*Written problem:* Repeat exactly, and only, the lines from the line containing "What text is on this page?" through the last line of the records below, including both.

*Data to process:*
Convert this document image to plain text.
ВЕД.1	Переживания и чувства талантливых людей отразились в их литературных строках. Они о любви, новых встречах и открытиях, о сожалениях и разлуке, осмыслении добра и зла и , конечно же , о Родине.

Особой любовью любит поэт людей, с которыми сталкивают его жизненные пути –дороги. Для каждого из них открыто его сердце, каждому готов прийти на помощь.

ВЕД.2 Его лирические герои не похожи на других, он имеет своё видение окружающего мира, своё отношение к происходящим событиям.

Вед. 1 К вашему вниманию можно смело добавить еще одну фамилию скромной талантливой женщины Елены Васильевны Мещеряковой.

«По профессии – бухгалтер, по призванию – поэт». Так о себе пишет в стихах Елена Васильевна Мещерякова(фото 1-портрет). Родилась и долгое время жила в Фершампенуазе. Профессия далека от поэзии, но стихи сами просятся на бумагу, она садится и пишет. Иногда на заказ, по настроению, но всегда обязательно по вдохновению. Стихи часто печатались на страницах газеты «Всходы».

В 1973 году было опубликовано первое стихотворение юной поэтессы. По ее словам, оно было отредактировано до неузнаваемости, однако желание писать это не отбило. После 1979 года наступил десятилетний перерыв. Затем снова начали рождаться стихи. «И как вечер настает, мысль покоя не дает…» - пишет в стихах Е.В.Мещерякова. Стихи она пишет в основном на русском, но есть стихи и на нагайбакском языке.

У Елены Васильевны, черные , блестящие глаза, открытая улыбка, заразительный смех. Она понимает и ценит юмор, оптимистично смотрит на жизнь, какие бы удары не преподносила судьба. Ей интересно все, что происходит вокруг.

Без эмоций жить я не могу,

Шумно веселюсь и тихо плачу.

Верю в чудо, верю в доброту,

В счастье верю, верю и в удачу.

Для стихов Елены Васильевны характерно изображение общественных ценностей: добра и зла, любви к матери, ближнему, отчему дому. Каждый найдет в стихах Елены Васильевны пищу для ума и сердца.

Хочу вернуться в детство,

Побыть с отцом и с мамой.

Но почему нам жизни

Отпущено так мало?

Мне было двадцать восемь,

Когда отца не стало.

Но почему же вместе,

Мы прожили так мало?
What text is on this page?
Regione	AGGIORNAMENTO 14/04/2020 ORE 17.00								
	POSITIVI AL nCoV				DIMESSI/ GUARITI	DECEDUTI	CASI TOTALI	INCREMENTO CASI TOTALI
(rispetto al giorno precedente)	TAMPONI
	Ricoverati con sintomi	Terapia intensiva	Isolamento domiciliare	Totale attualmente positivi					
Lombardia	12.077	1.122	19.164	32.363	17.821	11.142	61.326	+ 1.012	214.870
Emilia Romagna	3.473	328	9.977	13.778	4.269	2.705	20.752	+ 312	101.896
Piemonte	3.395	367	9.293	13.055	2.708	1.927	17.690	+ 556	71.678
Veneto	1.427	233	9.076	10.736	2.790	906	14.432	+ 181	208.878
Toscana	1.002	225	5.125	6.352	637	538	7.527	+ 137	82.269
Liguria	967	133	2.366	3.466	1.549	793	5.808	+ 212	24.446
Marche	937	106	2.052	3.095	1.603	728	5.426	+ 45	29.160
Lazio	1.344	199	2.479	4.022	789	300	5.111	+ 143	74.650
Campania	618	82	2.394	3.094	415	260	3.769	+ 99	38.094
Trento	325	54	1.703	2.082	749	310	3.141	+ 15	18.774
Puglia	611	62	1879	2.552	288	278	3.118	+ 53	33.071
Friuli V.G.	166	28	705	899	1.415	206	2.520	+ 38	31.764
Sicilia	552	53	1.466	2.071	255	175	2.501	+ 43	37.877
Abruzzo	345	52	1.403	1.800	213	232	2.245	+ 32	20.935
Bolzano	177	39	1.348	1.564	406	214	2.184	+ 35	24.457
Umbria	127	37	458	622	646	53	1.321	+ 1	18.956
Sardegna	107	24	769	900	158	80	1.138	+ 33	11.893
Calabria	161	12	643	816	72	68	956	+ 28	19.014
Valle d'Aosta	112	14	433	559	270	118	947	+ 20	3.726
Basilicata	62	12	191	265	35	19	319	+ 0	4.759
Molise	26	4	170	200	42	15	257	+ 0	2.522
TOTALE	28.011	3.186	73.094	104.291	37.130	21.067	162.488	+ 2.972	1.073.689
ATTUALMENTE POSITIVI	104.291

*Response for this exercise:*
What text is on this page?
Regione	AGGIORNAMENTO 14/04/2020 ORE 17.00								
	POSITIVI AL nCoV				DIMESSI/ GUARITI	DECEDUTI	CASI TOTALI	INCREMENTO CASI TOTALI
(rispetto al giorno precedente)	TAMPONI
	Ricoverati con sintomi	Terapia intensiva	Isolamento domiciliare	Totale attualmente positivi					
Lombardia	12.077	1.122	19.164	32.363	17.821	11.142	61.326	+ 1.012	214.870
Emilia Romagna	3.473	328	9.977	13.778	4.269	2.705	20.752	+ 312	101.896
Piemonte	3.395	367	9.293	13.055	2.708	1.927	17.690	+ 556	71.678
Veneto	1.427	233	9.076	10.736	2.790	906	14.432	+ 181	208.878
Toscana	1.002	225	5.125	6.352	637	538	7.527	+ 137	82.269
Liguria	967	133	2.366	3.466	1.549	793	5.808	+ 212	24.446
Marche	937	106	2.052	3.095	1.603	728	5.426	+ 45	29.160
Lazio	1.344	199	2.479	4.022	789	300	5.111	+ 143	74.650
Campania	618	82	2.394	3.094	415	260	3.769	+ 99	38.094
Trento	325	54	1.703	2.082	749	310	3.141	+ 15	18.774
Puglia	611	62	1879	2.552	288	278	3.118	+ 53	33.071
Friuli V.G.	166	28	705	899	1.415	206	2.520	+ 38	31.764
Sicilia	552	53	1.466	2.071	255	175	2.501	+ 43	37.877
Abruzzo	345	52	1.403	1.800	213	232	2.245	+ 32	20.935
Bolzano	177	39	1.348	1.564	406	214	2.184	+ 35	24.457
Umbria	127	37	458	622	646	53	1.321	+ 1	18.956
Sardegna	107	24	769	900	158	80	1.138	+ 33	11.893
Calabria	161	12	643	816	72	68	956	+ 28	19.014
Valle d'Aosta	112	14	433	559	270	118	947	+ 20	3.726
Basilicata	62	12	191	265	35	19	319	+ 0	4.759
Molise	26	4	170	200	42	15	257	+ 0	2.522
TOTALE	28.011	3.186	73.094	104.291	37.130	21.067	162.488	+ 2.972	1.073.689
ATTUALMENTE POSITIVI	104.291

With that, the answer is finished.